# Listed entries
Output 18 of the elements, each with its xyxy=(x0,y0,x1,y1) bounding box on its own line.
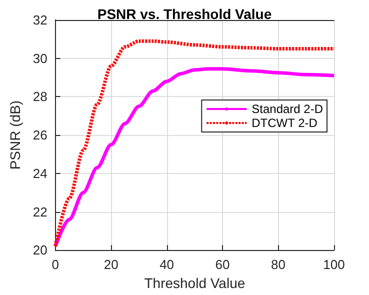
y-tick-label: 20 xyxy=(32,242,48,258)
legend-label: DTCWT 2-D xyxy=(252,116,318,130)
y-tick-label: 24 xyxy=(32,166,48,181)
x-tick-label: 60 xyxy=(215,257,230,272)
x-tick-label: 0 xyxy=(52,257,59,272)
legend-label: Standard 2-D xyxy=(252,102,324,116)
chart-title: PSNR vs. Threshold Value xyxy=(97,6,272,22)
y-tick-label: 30 xyxy=(32,50,48,66)
y-tick-label: 28 xyxy=(32,89,48,104)
y-tick-label: 22 xyxy=(32,204,48,220)
x-tick-label: 100 xyxy=(323,257,345,272)
x-tick-label: 80 xyxy=(271,257,286,272)
y-tick-label: 26 xyxy=(32,128,48,143)
y-tick-label: 32 xyxy=(32,12,48,28)
x-tick-label: 40 xyxy=(160,257,174,272)
x-axis-title: Threshold Value xyxy=(144,275,246,291)
y-axis-title: PSNR (dB) xyxy=(7,100,23,170)
x-tick-label: 20 xyxy=(104,257,118,272)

# What is being asked
Starting at the line that has "y-tick-label: 20 xyxy=(32,242,48,258)" and stopping after the line that has "y-tick-label: 30 xyxy=(32,50,48,66)", can you write those lines out again with "Standard" swapped for "Conventional" and nothing else changed?

# The response
y-tick-label: 20 xyxy=(32,242,48,258)
legend-label: DTCWT 2-D xyxy=(252,116,318,130)
y-tick-label: 24 xyxy=(32,166,48,181)
x-tick-label: 60 xyxy=(215,257,230,272)
x-tick-label: 0 xyxy=(52,257,59,272)
legend-label: Conventional 2-D xyxy=(252,102,324,116)
chart-title: PSNR vs. Threshold Value xyxy=(97,6,272,22)
y-tick-label: 30 xyxy=(32,50,48,66)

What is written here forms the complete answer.